## Task brief
Identify the lines that contain the string "asks", then copy each of them.
------------------------------
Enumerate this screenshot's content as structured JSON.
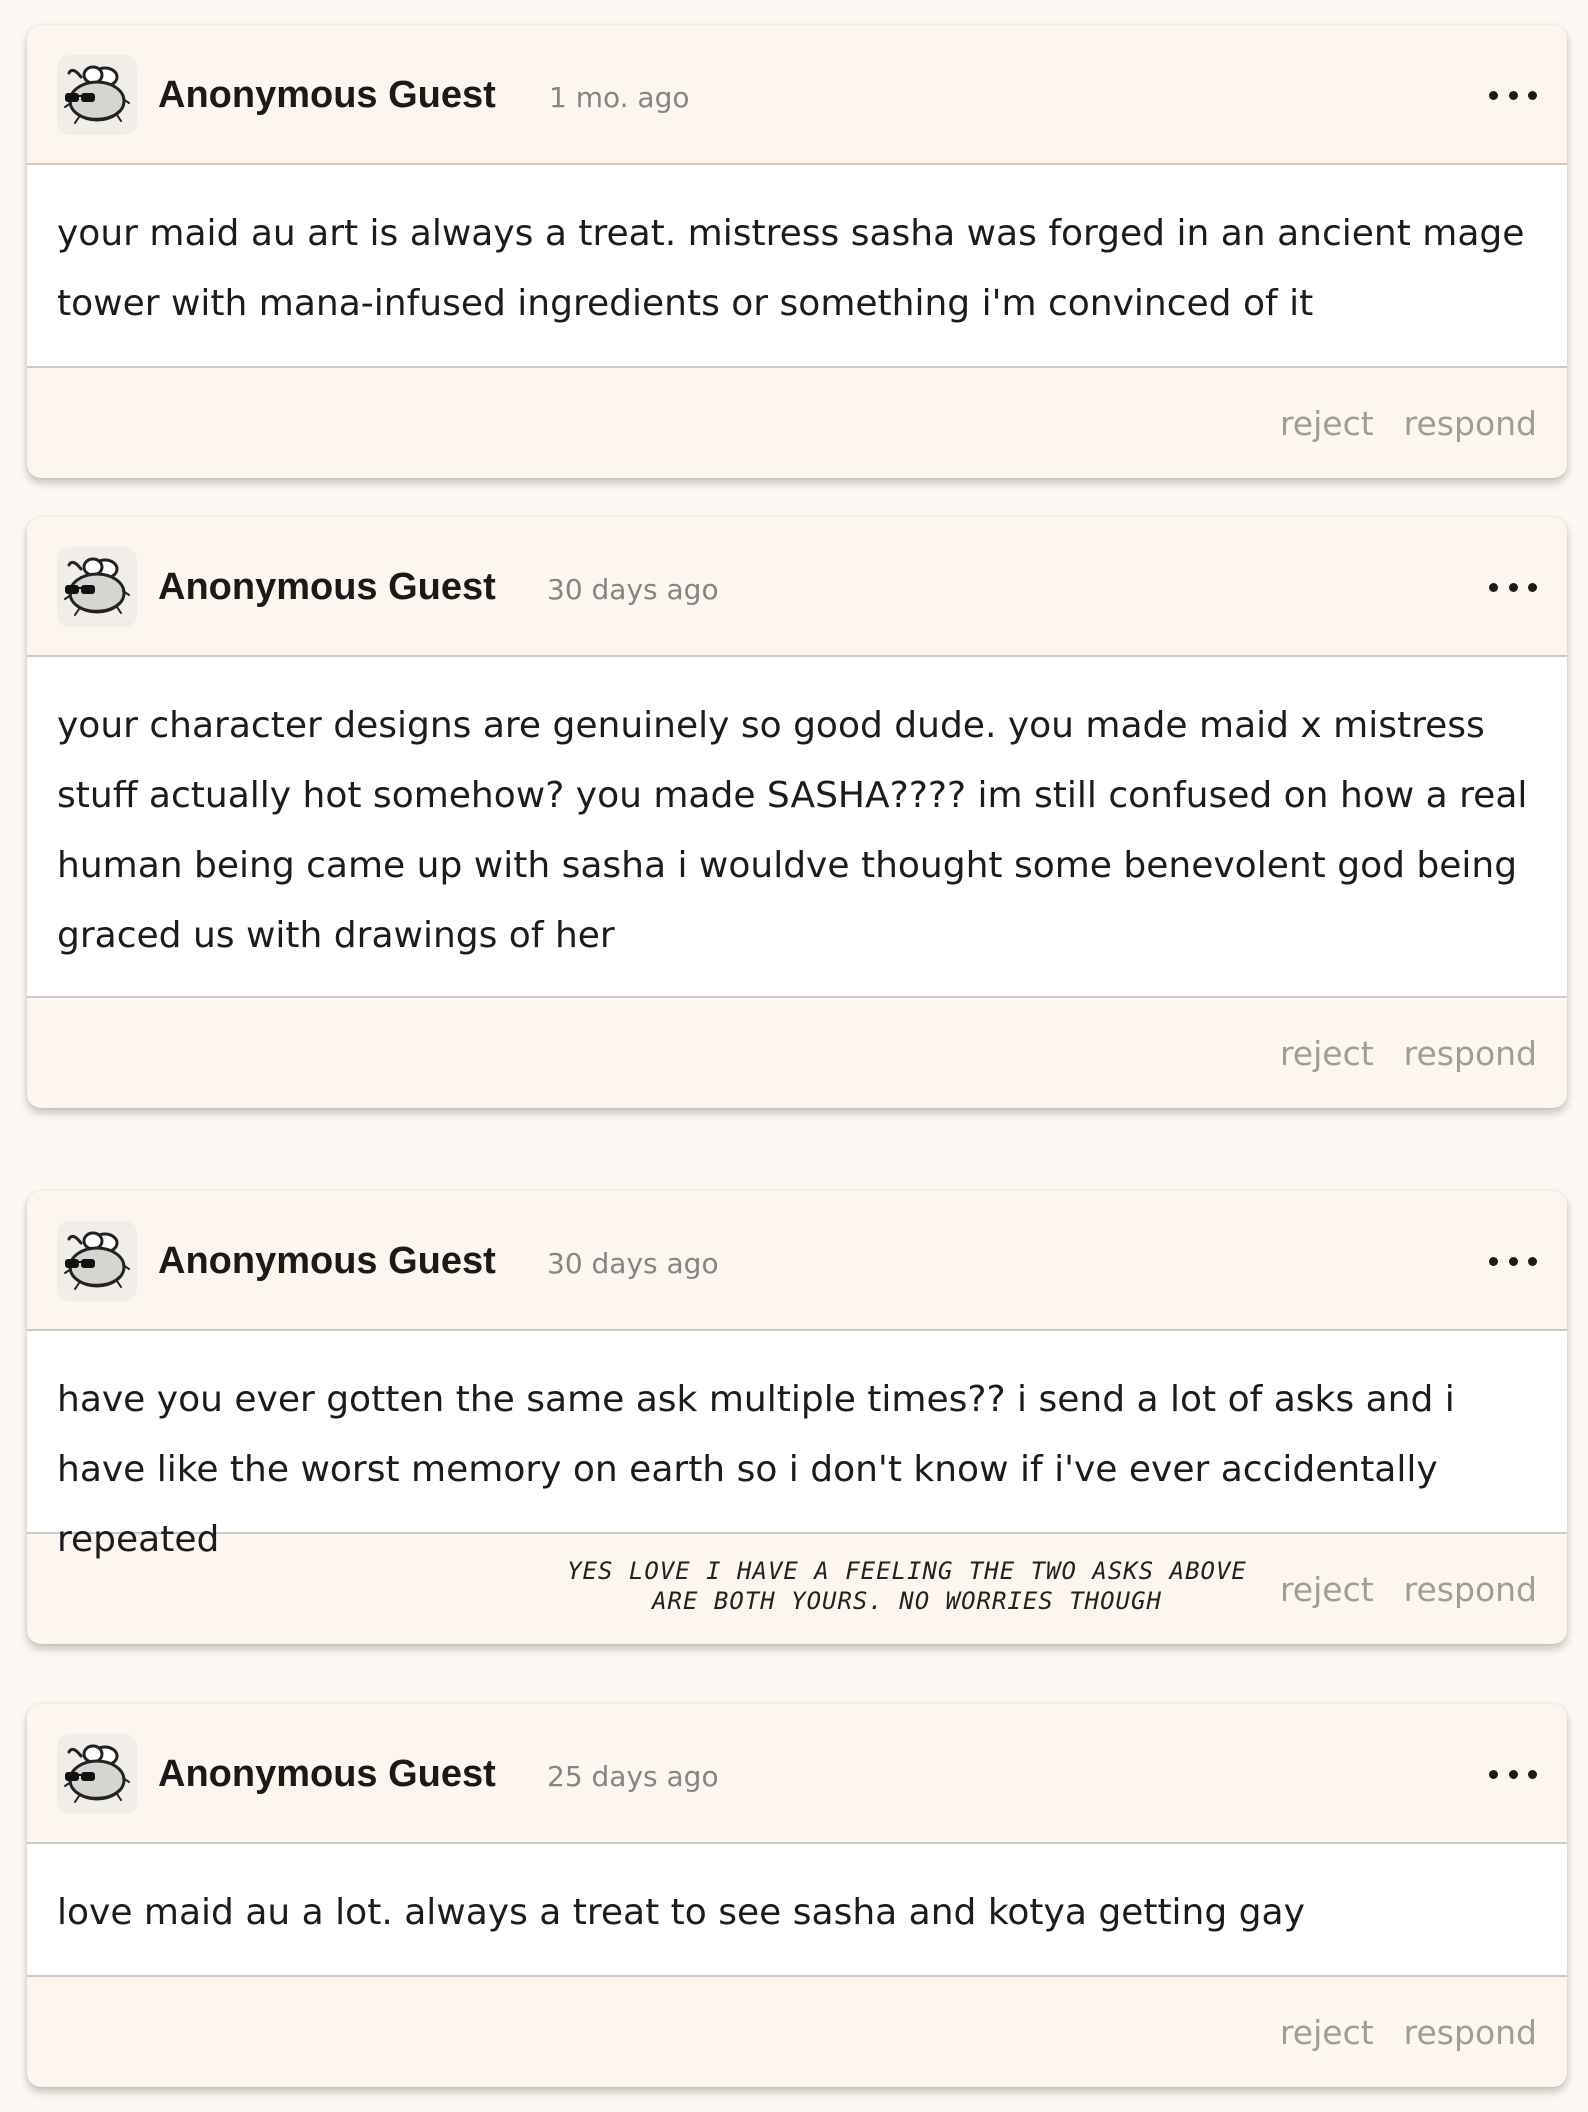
{
  "asks": [
    {
      "author": "Anonymous Guest",
      "timestamp": "1 mo. ago",
      "body": "your maid au art is always a treat. mistress sasha was forged in an ancient mage tower with mana-infused ingredients or something i'm convinced of it",
      "reject_label": "reject",
      "respond_label": "respond",
      "note": ""
    },
    {
      "author": "Anonymous Guest",
      "timestamp": "30 days ago",
      "body": "your character designs are genuinely so good dude. you made maid x mistress stuff actually hot somehow? you made SASHA???? im still confused on how a real human being came up with sasha i wouldve thought some benevolent god being graced us with drawings of her",
      "reject_label": "reject",
      "respond_label": "respond",
      "note": ""
    },
    {
      "author": "Anonymous Guest",
      "timestamp": "30 days ago",
      "body": "have you ever gotten the same ask multiple times?? i send a lot of asks and i have like the worst memory on earth so i don't know if i've ever accidentally repeated",
      "reject_label": "reject",
      "respond_label": "respond",
      "note": "yes love i have a feeling the two asks above are both yours. no worries though"
    },
    {
      "author": "Anonymous Guest",
      "timestamp": "25 days ago",
      "body": "love maid au a lot. always a treat to see sasha and kotya getting gay",
      "reject_label": "reject",
      "respond_label": "respond",
      "note": ""
    }
  ],
  "icons": {
    "avatar": "fly-with-sunglasses-icon",
    "more": "more-options-icon"
  }
}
------------------------------
## Response to this exercise
  "asks": [
      "body": "have you ever gotten the same ask multiple times?? i send a lot of asks and i have like the worst memory on earth so i don't know if i've ever accidentally repeated",
      "note": "yes love i have a feeling the two asks above are both yours. no worries though"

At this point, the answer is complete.